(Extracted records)
## BEGIN

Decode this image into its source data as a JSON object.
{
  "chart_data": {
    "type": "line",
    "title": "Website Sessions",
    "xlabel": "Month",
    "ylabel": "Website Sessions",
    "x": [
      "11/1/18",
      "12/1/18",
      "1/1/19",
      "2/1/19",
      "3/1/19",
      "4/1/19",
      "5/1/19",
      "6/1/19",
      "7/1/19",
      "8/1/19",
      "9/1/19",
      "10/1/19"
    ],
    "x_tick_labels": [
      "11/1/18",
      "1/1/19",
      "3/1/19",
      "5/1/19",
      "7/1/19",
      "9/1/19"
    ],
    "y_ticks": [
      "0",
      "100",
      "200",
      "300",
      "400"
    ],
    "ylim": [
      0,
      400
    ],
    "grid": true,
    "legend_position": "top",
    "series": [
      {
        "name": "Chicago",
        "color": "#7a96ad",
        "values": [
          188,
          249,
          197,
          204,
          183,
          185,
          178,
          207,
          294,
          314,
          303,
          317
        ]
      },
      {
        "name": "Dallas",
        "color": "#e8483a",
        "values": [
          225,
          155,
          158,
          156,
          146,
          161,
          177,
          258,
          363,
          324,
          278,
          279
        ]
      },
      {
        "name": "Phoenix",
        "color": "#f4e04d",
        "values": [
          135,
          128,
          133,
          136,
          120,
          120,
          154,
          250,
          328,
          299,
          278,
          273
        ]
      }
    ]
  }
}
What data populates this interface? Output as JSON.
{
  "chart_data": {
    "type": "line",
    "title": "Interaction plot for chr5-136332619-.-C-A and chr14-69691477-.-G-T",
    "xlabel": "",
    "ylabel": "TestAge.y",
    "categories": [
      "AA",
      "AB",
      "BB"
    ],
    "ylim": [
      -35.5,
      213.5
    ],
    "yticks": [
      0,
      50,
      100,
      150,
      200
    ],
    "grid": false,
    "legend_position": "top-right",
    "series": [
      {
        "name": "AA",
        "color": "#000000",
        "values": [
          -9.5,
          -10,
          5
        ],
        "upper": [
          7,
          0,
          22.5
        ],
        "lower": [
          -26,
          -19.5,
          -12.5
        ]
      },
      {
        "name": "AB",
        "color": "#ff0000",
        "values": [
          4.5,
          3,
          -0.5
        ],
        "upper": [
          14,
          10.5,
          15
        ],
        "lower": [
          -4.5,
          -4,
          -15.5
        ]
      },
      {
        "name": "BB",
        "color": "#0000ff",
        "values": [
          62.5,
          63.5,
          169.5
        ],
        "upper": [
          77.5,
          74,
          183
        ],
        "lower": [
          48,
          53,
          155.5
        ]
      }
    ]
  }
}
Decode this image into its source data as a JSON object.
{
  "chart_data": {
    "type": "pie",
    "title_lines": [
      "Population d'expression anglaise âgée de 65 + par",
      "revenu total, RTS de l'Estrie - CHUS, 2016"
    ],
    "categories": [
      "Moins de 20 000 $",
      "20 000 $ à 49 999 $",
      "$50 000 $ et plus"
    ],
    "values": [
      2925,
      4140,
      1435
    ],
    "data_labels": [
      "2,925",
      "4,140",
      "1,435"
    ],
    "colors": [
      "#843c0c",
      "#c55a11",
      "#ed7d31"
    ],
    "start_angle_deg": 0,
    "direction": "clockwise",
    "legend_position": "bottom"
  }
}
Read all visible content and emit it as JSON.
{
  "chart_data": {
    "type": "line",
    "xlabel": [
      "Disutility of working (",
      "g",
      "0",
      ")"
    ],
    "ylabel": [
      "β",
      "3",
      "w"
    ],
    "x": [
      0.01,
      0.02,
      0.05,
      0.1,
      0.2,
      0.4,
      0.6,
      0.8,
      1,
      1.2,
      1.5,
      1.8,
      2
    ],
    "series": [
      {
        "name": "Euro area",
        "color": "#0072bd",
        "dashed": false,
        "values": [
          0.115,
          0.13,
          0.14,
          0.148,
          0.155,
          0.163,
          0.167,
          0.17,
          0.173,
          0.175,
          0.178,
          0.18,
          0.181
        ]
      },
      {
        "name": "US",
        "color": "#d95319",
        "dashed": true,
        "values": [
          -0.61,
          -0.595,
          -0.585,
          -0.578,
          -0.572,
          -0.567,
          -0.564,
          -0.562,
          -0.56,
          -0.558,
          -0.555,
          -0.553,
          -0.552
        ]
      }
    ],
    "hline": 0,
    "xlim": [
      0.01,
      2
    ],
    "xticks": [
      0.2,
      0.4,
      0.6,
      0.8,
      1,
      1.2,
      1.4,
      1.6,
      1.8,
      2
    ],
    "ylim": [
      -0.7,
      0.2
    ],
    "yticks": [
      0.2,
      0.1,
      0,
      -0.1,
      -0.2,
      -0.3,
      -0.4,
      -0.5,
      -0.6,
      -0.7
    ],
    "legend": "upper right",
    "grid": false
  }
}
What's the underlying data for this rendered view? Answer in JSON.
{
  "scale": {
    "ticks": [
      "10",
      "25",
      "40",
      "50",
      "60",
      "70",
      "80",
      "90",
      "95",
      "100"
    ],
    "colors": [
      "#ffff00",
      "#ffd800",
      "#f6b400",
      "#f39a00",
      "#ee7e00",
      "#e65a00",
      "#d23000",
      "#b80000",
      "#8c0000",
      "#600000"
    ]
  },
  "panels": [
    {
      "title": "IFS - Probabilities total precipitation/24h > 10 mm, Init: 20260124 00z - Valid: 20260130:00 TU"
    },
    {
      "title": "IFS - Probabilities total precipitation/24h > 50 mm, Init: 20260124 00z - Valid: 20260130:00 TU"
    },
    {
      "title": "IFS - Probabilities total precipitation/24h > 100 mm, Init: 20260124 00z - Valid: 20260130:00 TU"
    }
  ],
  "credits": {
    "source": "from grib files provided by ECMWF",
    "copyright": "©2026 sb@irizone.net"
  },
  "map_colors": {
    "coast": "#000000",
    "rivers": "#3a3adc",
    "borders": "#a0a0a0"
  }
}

## END

**TASK PROMPT:** In full and verbatim, repeat the records given above.

**TASK RESULT:**
Decode this image into its source data as a JSON object.
{
  "chart_data": {
    "type": "line",
    "title": "Website Sessions",
    "xlabel": "Month",
    "ylabel": "Website Sessions",
    "x": [
      "11/1/18",
      "12/1/18",
      "1/1/19",
      "2/1/19",
      "3/1/19",
      "4/1/19",
      "5/1/19",
      "6/1/19",
      "7/1/19",
      "8/1/19",
      "9/1/19",
      "10/1/19"
    ],
    "x_tick_labels": [
      "11/1/18",
      "1/1/19",
      "3/1/19",
      "5/1/19",
      "7/1/19",
      "9/1/19"
    ],
    "y_ticks": [
      "0",
      "100",
      "200",
      "300",
      "400"
    ],
    "ylim": [
      0,
      400
    ],
    "grid": true,
    "legend_position": "top",
    "series": [
      {
        "name": "Chicago",
        "color": "#7a96ad",
        "values": [
          188,
          249,
          197,
          204,
          183,
          185,
          178,
          207,
          294,
          314,
          303,
          317
        ]
      },
      {
        "name": "Dallas",
        "color": "#e8483a",
        "values": [
          225,
          155,
          158,
          156,
          146,
          161,
          177,
          258,
          363,
          324,
          278,
          279
        ]
      },
      {
        "name": "Phoenix",
        "color": "#f4e04d",
        "values": [
          135,
          128,
          133,
          136,
          120,
          120,
          154,
          250,
          328,
          299,
          278,
          273
        ]
      }
    ]
  }
}
What data populates this interface? Output as JSON.
{
  "chart_data": {
    "type": "line",
    "title": "Interaction plot for chr5-136332619-.-C-A and chr14-69691477-.-G-T",
    "xlabel": "",
    "ylabel": "TestAge.y",
    "categories": [
      "AA",
      "AB",
      "BB"
    ],
    "ylim": [
      -35.5,
      213.5
    ],
    "yticks": [
      0,
      50,
      100,
      150,
      200
    ],
    "grid": false,
    "legend_position": "top-right",
    "series": [
      {
        "name": "AA",
        "color": "#000000",
        "values": [
          -9.5,
          -10,
          5
        ],
        "upper": [
          7,
          0,
          22.5
        ],
        "lower": [
          -26,
          -19.5,
          -12.5
        ]
      },
      {
        "name": "AB",
        "color": "#ff0000",
        "values": [
          4.5,
          3,
          -0.5
        ],
        "upper": [
          14,
          10.5,
          15
        ],
        "lower": [
          -4.5,
          -4,
          -15.5
        ]
      },
      {
        "name": "BB",
        "color": "#0000ff",
        "values": [
          62.5,
          63.5,
          169.5
        ],
        "upper": [
          77.5,
          74,
          183
        ],
        "lower": [
          48,
          53,
          155.5
        ]
      }
    ]
  }
}
Decode this image into its source data as a JSON object.
{
  "chart_data": {
    "type": "pie",
    "title_lines": [
      "Population d'expression anglaise âgée de 65 + par",
      "revenu total, RTS de l'Estrie - CHUS, 2016"
    ],
    "categories": [
      "Moins de 20 000 $",
      "20 000 $ à 49 999 $",
      "$50 000 $ et plus"
    ],
    "values": [
      2925,
      4140,
      1435
    ],
    "data_labels": [
      "2,925",
      "4,140",
      "1,435"
    ],
    "colors": [
      "#843c0c",
      "#c55a11",
      "#ed7d31"
    ],
    "start_angle_deg": 0,
    "direction": "clockwise",
    "legend_position": "bottom"
  }
}
Read all visible content and emit it as JSON.
{
  "chart_data": {
    "type": "line",
    "xlabel": [
      "Disutility of working (",
      "g",
      "0",
      ")"
    ],
    "ylabel": [
      "β",
      "3",
      "w"
    ],
    "x": [
      0.01,
      0.02,
      0.05,
      0.1,
      0.2,
      0.4,
      0.6,
      0.8,
      1,
      1.2,
      1.5,
      1.8,
      2
    ],
    "series": [
      {
        "name": "Euro area",
        "color": "#0072bd",
        "dashed": false,
        "values": [
          0.115,
          0.13,
          0.14,
          0.148,
          0.155,
          0.163,
          0.167,
          0.17,
          0.173,
          0.175,
          0.178,
          0.18,
          0.181
        ]
      },
      {
        "name": "US",
        "color": "#d95319",
        "dashed": true,
        "values": [
          -0.61,
          -0.595,
          -0.585,
          -0.578,
          -0.572,
          -0.567,
          -0.564,
          -0.562,
          -0.56,
          -0.558,
          -0.555,
          -0.553,
          -0.552
        ]
      }
    ],
    "hline": 0,
    "xlim": [
      0.01,
      2
    ],
    "xticks": [
      0.2,
      0.4,
      0.6,
      0.8,
      1,
      1.2,
      1.4,
      1.6,
      1.8,
      2
    ],
    "ylim": [
      -0.7,
      0.2
    ],
    "yticks": [
      0.2,
      0.1,
      0,
      -0.1,
      -0.2,
      -0.3,
      -0.4,
      -0.5,
      -0.6,
      -0.7
    ],
    "legend": "upper right",
    "grid": false
  }
}
What's the underlying data for this rendered view? Answer in JSON.
{
  "scale": {
    "ticks": [
      "10",
      "25",
      "40",
      "50",
      "60",
      "70",
      "80",
      "90",
      "95",
      "100"
    ],
    "colors": [
      "#ffff00",
      "#ffd800",
      "#f6b400",
      "#f39a00",
      "#ee7e00",
      "#e65a00",
      "#d23000",
      "#b80000",
      "#8c0000",
      "#600000"
    ]
  },
  "panels": [
    {
      "title": "IFS - Probabilities total precipitation/24h > 10 mm, Init: 20260124 00z - Valid: 20260130:00 TU"
    },
    {
      "title": "IFS - Probabilities total precipitation/24h > 50 mm, Init: 20260124 00z - Valid: 20260130:00 TU"
    },
    {
      "title": "IFS - Probabilities total precipitation/24h > 100 mm, Init: 20260124 00z - Valid: 20260130:00 TU"
    }
  ],
  "credits": {
    "source": "from grib files provided by ECMWF",
    "copyright": "©2026 sb@irizone.net"
  },
  "map_colors": {
    "coast": "#000000",
    "rivers": "#3a3adc",
    "borders": "#a0a0a0"
  }
}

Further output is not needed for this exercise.